_WRITTEN REQUEST_.
Print the entries below word for word; the pictures stay out of your copy.
---
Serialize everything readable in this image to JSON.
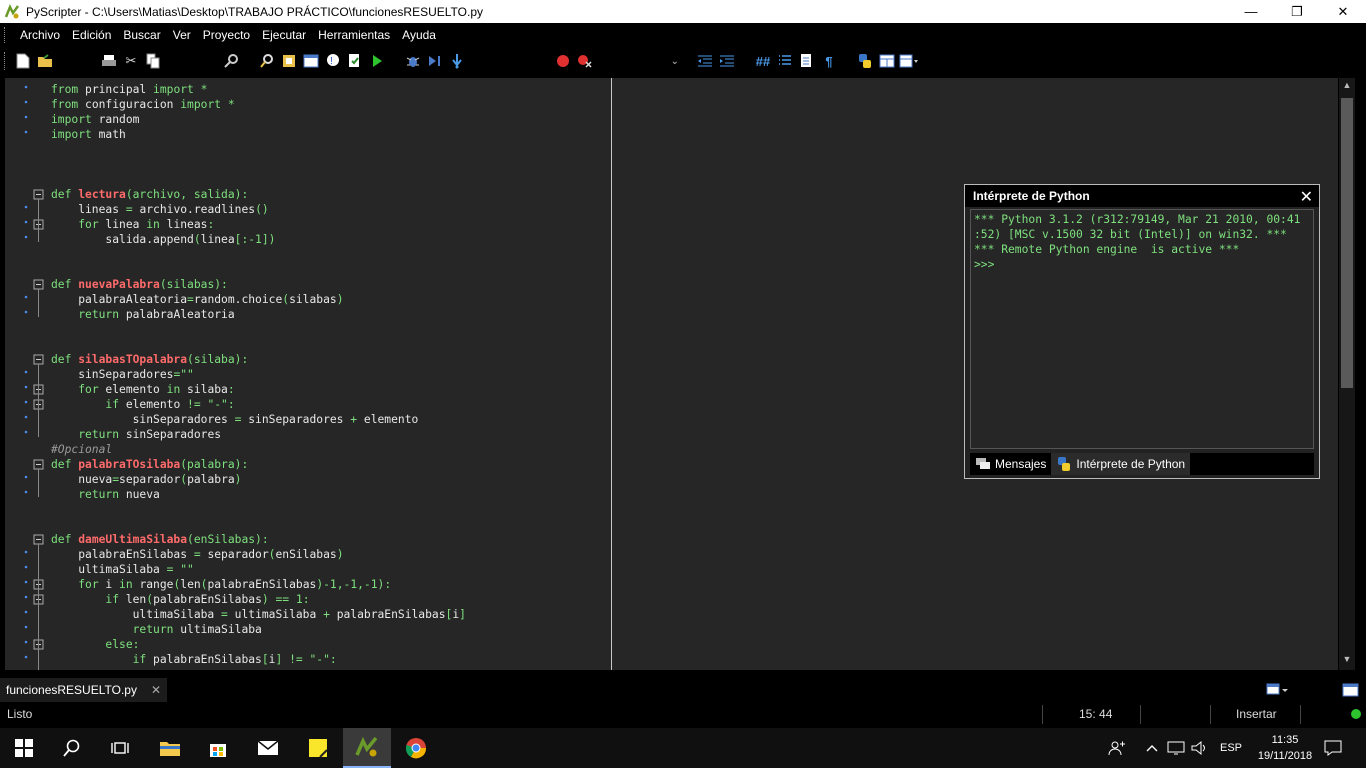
{
  "window": {
    "title": "PyScripter - C:\\Users\\Matias\\Desktop\\TRABAJO PRÁCTICO\\funcionesRESUELTO.py",
    "minimize": "—",
    "restore": "❐",
    "close": "✕"
  },
  "menu": [
    "Archivo",
    "Edición",
    "Buscar",
    "Ver",
    "Proyecto",
    "Ejecutar",
    "Herramientas",
    "Ayuda"
  ],
  "editor": {
    "lines": [
      [
        {
          "t": "from",
          "c": "kw"
        },
        {
          "t": " principal "
        },
        {
          "t": "import",
          "c": "kw"
        },
        {
          "t": " *",
          "c": "kw"
        }
      ],
      [
        {
          "t": "from",
          "c": "kw"
        },
        {
          "t": " configuracion "
        },
        {
          "t": "import",
          "c": "kw"
        },
        {
          "t": " *",
          "c": "kw"
        }
      ],
      [
        {
          "t": "import",
          "c": "kw"
        },
        {
          "t": " random"
        }
      ],
      [
        {
          "t": "import",
          "c": "kw"
        },
        {
          "t": " math"
        }
      ],
      [],
      [],
      [],
      [
        {
          "t": "def",
          "c": "kw"
        },
        {
          "t": " "
        },
        {
          "t": "lectura",
          "c": "fn"
        },
        {
          "t": "(archivo, salida):",
          "c": "kw"
        }
      ],
      [
        {
          "t": "    lineas "
        },
        {
          "t": "=",
          "c": "kw"
        },
        {
          "t": " archivo.readlines"
        },
        {
          "t": "()",
          "c": "kw"
        }
      ],
      [
        {
          "t": "    "
        },
        {
          "t": "for",
          "c": "kw"
        },
        {
          "t": " linea "
        },
        {
          "t": "in",
          "c": "kw"
        },
        {
          "t": " lineas"
        },
        {
          "t": ":",
          "c": "kw"
        }
      ],
      [
        {
          "t": "        salida.append"
        },
        {
          "t": "(",
          "c": "kw"
        },
        {
          "t": "linea"
        },
        {
          "t": "[:-1])",
          "c": "kw"
        }
      ],
      [],
      [],
      [
        {
          "t": "def",
          "c": "kw"
        },
        {
          "t": " "
        },
        {
          "t": "nuevaPalabra",
          "c": "fn"
        },
        {
          "t": "(silabas):",
          "c": "kw"
        }
      ],
      [
        {
          "t": "    palabraAleatoria"
        },
        {
          "t": "=",
          "c": "kw"
        },
        {
          "t": "random.choice"
        },
        {
          "t": "(",
          "c": "kw"
        },
        {
          "t": "silabas"
        },
        {
          "t": ")",
          "c": "kw"
        }
      ],
      [
        {
          "t": "    "
        },
        {
          "t": "return",
          "c": "kw"
        },
        {
          "t": " palabraAleatoria"
        }
      ],
      [],
      [],
      [
        {
          "t": "def",
          "c": "kw"
        },
        {
          "t": " "
        },
        {
          "t": "silabasTOpalabra",
          "c": "fn"
        },
        {
          "t": "(silaba):",
          "c": "kw"
        }
      ],
      [
        {
          "t": "    sinSeparadores"
        },
        {
          "t": "=\"\"",
          "c": "kw"
        }
      ],
      [
        {
          "t": "    "
        },
        {
          "t": "for",
          "c": "kw"
        },
        {
          "t": " elemento "
        },
        {
          "t": "in",
          "c": "kw"
        },
        {
          "t": " silaba"
        },
        {
          "t": ":",
          "c": "kw"
        }
      ],
      [
        {
          "t": "        "
        },
        {
          "t": "if",
          "c": "kw"
        },
        {
          "t": " elemento "
        },
        {
          "t": "!= \"-\":",
          "c": "kw"
        }
      ],
      [
        {
          "t": "            sinSeparadores "
        },
        {
          "t": "=",
          "c": "kw"
        },
        {
          "t": " sinSeparadores "
        },
        {
          "t": "+",
          "c": "kw"
        },
        {
          "t": " elemento"
        }
      ],
      [
        {
          "t": "    "
        },
        {
          "t": "return",
          "c": "kw"
        },
        {
          "t": " sinSeparadores"
        }
      ],
      [
        {
          "t": "#Opcional",
          "c": "cm"
        }
      ],
      [
        {
          "t": "def",
          "c": "kw"
        },
        {
          "t": " "
        },
        {
          "t": "palabraTOsilaba",
          "c": "fn"
        },
        {
          "t": "(palabra):",
          "c": "kw"
        }
      ],
      [
        {
          "t": "    nueva"
        },
        {
          "t": "=",
          "c": "kw"
        },
        {
          "t": "separador"
        },
        {
          "t": "(",
          "c": "kw"
        },
        {
          "t": "palabra"
        },
        {
          "t": ")",
          "c": "kw"
        }
      ],
      [
        {
          "t": "    "
        },
        {
          "t": "return",
          "c": "kw"
        },
        {
          "t": " nueva"
        }
      ],
      [],
      [],
      [
        {
          "t": "def",
          "c": "kw"
        },
        {
          "t": " "
        },
        {
          "t": "dameUltimaSilaba",
          "c": "fn"
        },
        {
          "t": "(enSilabas):",
          "c": "kw"
        }
      ],
      [
        {
          "t": "    palabraEnSilabas "
        },
        {
          "t": "=",
          "c": "kw"
        },
        {
          "t": " separador"
        },
        {
          "t": "(",
          "c": "kw"
        },
        {
          "t": "enSilabas"
        },
        {
          "t": ")",
          "c": "kw"
        }
      ],
      [
        {
          "t": "    ultimaSilaba "
        },
        {
          "t": "= \"\"",
          "c": "kw"
        }
      ],
      [
        {
          "t": "    "
        },
        {
          "t": "for",
          "c": "kw"
        },
        {
          "t": " i "
        },
        {
          "t": "in",
          "c": "kw"
        },
        {
          "t": " range"
        },
        {
          "t": "(",
          "c": "kw"
        },
        {
          "t": "len"
        },
        {
          "t": "(",
          "c": "kw"
        },
        {
          "t": "palabraEnSilabas"
        },
        {
          "t": ")-1,-1,-1):",
          "c": "kw"
        }
      ],
      [
        {
          "t": "        "
        },
        {
          "t": "if",
          "c": "kw"
        },
        {
          "t": " len"
        },
        {
          "t": "(",
          "c": "kw"
        },
        {
          "t": "palabraEnSilabas"
        },
        {
          "t": ") == 1:",
          "c": "kw"
        }
      ],
      [
        {
          "t": "            ultimaSilaba "
        },
        {
          "t": "=",
          "c": "kw"
        },
        {
          "t": " ultimaSilaba "
        },
        {
          "t": "+",
          "c": "kw"
        },
        {
          "t": " palabraEnSilabas"
        },
        {
          "t": "[",
          "c": "kw"
        },
        {
          "t": "i"
        },
        {
          "t": "]",
          "c": "kw"
        }
      ],
      [
        {
          "t": "            "
        },
        {
          "t": "return",
          "c": "kw"
        },
        {
          "t": " ultimaSilaba"
        }
      ],
      [
        {
          "t": "        "
        },
        {
          "t": "else:",
          "c": "kw"
        }
      ],
      [
        {
          "t": "            "
        },
        {
          "t": "if",
          "c": "kw"
        },
        {
          "t": " palabraEnSilabas"
        },
        {
          "t": "[",
          "c": "kw"
        },
        {
          "t": "i"
        },
        {
          "t": "] != \"-\":",
          "c": "kw"
        }
      ]
    ]
  },
  "interpreter": {
    "title": "Intérprete de Python",
    "close": "✕",
    "console": "*** Python 3.1.2 (r312:79149, Mar 21 2010, 00:41\n:52) [MSC v.1500 32 bit (Intel)] on win32. ***\n*** Remote Python engine  is active ***\n>>>",
    "tab_messages": "Mensajes",
    "tab_interpreter": "Intérprete de Python"
  },
  "editor_tab": {
    "label": "funcionesRESUELTO.py",
    "close": "✕"
  },
  "status": {
    "left": "Listo",
    "position": "15: 44",
    "mode": "Insertar"
  },
  "taskbar": {
    "lang": "ESP",
    "time": "11:35",
    "date": "19/11/2018"
  },
  "colors": {
    "keyword": "#7ee07e",
    "function": "#ff6b6b",
    "comment": "#9a9a9a"
  }
}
---
_RESPONSE BELOW_.
Serialize everything readable in this image to JSON.
{
  "window": {
    "title": "PyScripter - C:\\Users\\Matias\\Desktop\\TRABAJO PRÁCTICO\\funcionesRESUELTO.py",
    "minimize": "—",
    "restore": "❐",
    "close": "✕"
  },
  "menu": [
    "Archivo",
    "Edición",
    "Buscar",
    "Ver",
    "Proyecto",
    "Ejecutar",
    "Herramientas",
    "Ayuda"
  ],
  "editor": {
    "lines": [
      [
        {
          "t": "from",
          "c": "kw"
        },
        {
          "t": " principal "
        },
        {
          "t": "import",
          "c": "kw"
        },
        {
          "t": " *",
          "c": "kw"
        }
      ],
      [
        {
          "t": "from",
          "c": "kw"
        },
        {
          "t": " configuracion "
        },
        {
          "t": "import",
          "c": "kw"
        },
        {
          "t": " *",
          "c": "kw"
        }
      ],
      [
        {
          "t": "import",
          "c": "kw"
        },
        {
          "t": " random"
        }
      ],
      [
        {
          "t": "import",
          "c": "kw"
        },
        {
          "t": " math"
        }
      ],
      [],
      [],
      [],
      [
        {
          "t": "def",
          "c": "kw"
        },
        {
          "t": " "
        },
        {
          "t": "lectura",
          "c": "fn"
        },
        {
          "t": "(archivo, salida):",
          "c": "kw"
        }
      ],
      [
        {
          "t": "    lineas "
        },
        {
          "t": "=",
          "c": "kw"
        },
        {
          "t": " archivo.readlines"
        },
        {
          "t": "()",
          "c": "kw"
        }
      ],
      [
        {
          "t": "    "
        },
        {
          "t": "for",
          "c": "kw"
        },
        {
          "t": " linea "
        },
        {
          "t": "in",
          "c": "kw"
        },
        {
          "t": " lineas"
        },
        {
          "t": ":",
          "c": "kw"
        }
      ],
      [
        {
          "t": "        salida.append"
        },
        {
          "t": "(",
          "c": "kw"
        },
        {
          "t": "linea"
        },
        {
          "t": "[:-1])",
          "c": "kw"
        }
      ],
      [],
      [],
      [
        {
          "t": "def",
          "c": "kw"
        },
        {
          "t": " "
        },
        {
          "t": "nuevaPalabra",
          "c": "fn"
        },
        {
          "t": "(silabas):",
          "c": "kw"
        }
      ],
      [
        {
          "t": "    palabraAleatoria"
        },
        {
          "t": "=",
          "c": "kw"
        },
        {
          "t": "random.choice"
        },
        {
          "t": "(",
          "c": "kw"
        },
        {
          "t": "silabas"
        },
        {
          "t": ")",
          "c": "kw"
        }
      ],
      [
        {
          "t": "    "
        },
        {
          "t": "return",
          "c": "kw"
        },
        {
          "t": " palabraAleatoria"
        }
      ],
      [],
      [],
      [
        {
          "t": "def",
          "c": "kw"
        },
        {
          "t": " "
        },
        {
          "t": "silabasTOpalabra",
          "c": "fn"
        },
        {
          "t": "(silaba):",
          "c": "kw"
        }
      ],
      [
        {
          "t": "    sinSeparadores"
        },
        {
          "t": "=\"\"",
          "c": "kw"
        }
      ],
      [
        {
          "t": "    "
        },
        {
          "t": "for",
          "c": "kw"
        },
        {
          "t": " elemento "
        },
        {
          "t": "in",
          "c": "kw"
        },
        {
          "t": " silaba"
        },
        {
          "t": ":",
          "c": "kw"
        }
      ],
      [
        {
          "t": "        "
        },
        {
          "t": "if",
          "c": "kw"
        },
        {
          "t": " elemento "
        },
        {
          "t": "!= \"-\":",
          "c": "kw"
        }
      ],
      [
        {
          "t": "            sinSeparadores "
        },
        {
          "t": "=",
          "c": "kw"
        },
        {
          "t": " sinSeparadores "
        },
        {
          "t": "+",
          "c": "kw"
        },
        {
          "t": " elemento"
        }
      ],
      [
        {
          "t": "    "
        },
        {
          "t": "return",
          "c": "kw"
        },
        {
          "t": " sinSeparadores"
        }
      ],
      [
        {
          "t": "#Opcional",
          "c": "cm"
        }
      ],
      [
        {
          "t": "def",
          "c": "kw"
        },
        {
          "t": " "
        },
        {
          "t": "palabraTOsilaba",
          "c": "fn"
        },
        {
          "t": "(palabra):",
          "c": "kw"
        }
      ],
      [
        {
          "t": "    nueva"
        },
        {
          "t": "=",
          "c": "kw"
        },
        {
          "t": "separador"
        },
        {
          "t": "(",
          "c": "kw"
        },
        {
          "t": "palabra"
        },
        {
          "t": ")",
          "c": "kw"
        }
      ],
      [
        {
          "t": "    "
        },
        {
          "t": "return",
          "c": "kw"
        },
        {
          "t": " nueva"
        }
      ],
      [],
      [],
      [
        {
          "t": "def",
          "c": "kw"
        },
        {
          "t": " "
        },
        {
          "t": "dameUltimaSilaba",
          "c": "fn"
        },
        {
          "t": "(enSilabas):",
          "c": "kw"
        }
      ],
      [
        {
          "t": "    palabraEnSilabas "
        },
        {
          "t": "=",
          "c": "kw"
        },
        {
          "t": " separador"
        },
        {
          "t": "(",
          "c": "kw"
        },
        {
          "t": "enSilabas"
        },
        {
          "t": ")",
          "c": "kw"
        }
      ],
      [
        {
          "t": "    ultimaSilaba "
        },
        {
          "t": "= \"\"",
          "c": "kw"
        }
      ],
      [
        {
          "t": "    "
        },
        {
          "t": "for",
          "c": "kw"
        },
        {
          "t": " i "
        },
        {
          "t": "in",
          "c": "kw"
        },
        {
          "t": " range"
        },
        {
          "t": "(",
          "c": "kw"
        },
        {
          "t": "len"
        },
        {
          "t": "(",
          "c": "kw"
        },
        {
          "t": "palabraEnSilabas"
        },
        {
          "t": ")-1,-1,-1):",
          "c": "kw"
        }
      ],
      [
        {
          "t": "        "
        },
        {
          "t": "if",
          "c": "kw"
        },
        {
          "t": " len"
        },
        {
          "t": "(",
          "c": "kw"
        },
        {
          "t": "palabraEnSilabas"
        },
        {
          "t": ") == 1:",
          "c": "kw"
        }
      ],
      [
        {
          "t": "            ultimaSilaba "
        },
        {
          "t": "=",
          "c": "kw"
        },
        {
          "t": " ultimaSilaba "
        },
        {
          "t": "+",
          "c": "kw"
        },
        {
          "t": " palabraEnSilabas"
        },
        {
          "t": "[",
          "c": "kw"
        },
        {
          "t": "i"
        },
        {
          "t": "]",
          "c": "kw"
        }
      ],
      [
        {
          "t": "            "
        },
        {
          "t": "return",
          "c": "kw"
        },
        {
          "t": " ultimaSilaba"
        }
      ],
      [
        {
          "t": "        "
        },
        {
          "t": "else:",
          "c": "kw"
        }
      ],
      [
        {
          "t": "            "
        },
        {
          "t": "if",
          "c": "kw"
        },
        {
          "t": " palabraEnSilabas"
        },
        {
          "t": "[",
          "c": "kw"
        },
        {
          "t": "i"
        },
        {
          "t": "] != \"-\":",
          "c": "kw"
        }
      ]
    ]
  },
  "interpreter": {
    "title": "Intérprete de Python",
    "close": "✕",
    "console": "*** Python 3.1.2 (r312:79149, Mar 21 2010, 00:41\n:52) [MSC v.1500 32 bit (Intel)] on win32. ***\n*** Remote Python engine  is active ***\n>>>",
    "tab_messages": "Mensajes",
    "tab_interpreter": "Intérprete de Python"
  },
  "editor_tab": {
    "label": "funcionesRESUELTO.py",
    "close": "✕"
  },
  "status": {
    "left": "Listo",
    "position": "15: 44",
    "mode": "Insertar"
  },
  "taskbar": {
    "lang": "ESP",
    "time": "11:35",
    "date": "19/11/2018"
  },
  "colors": {
    "keyword": "#7ee07e",
    "function": "#ff6b6b",
    "comment": "#9a9a9a"
  }
}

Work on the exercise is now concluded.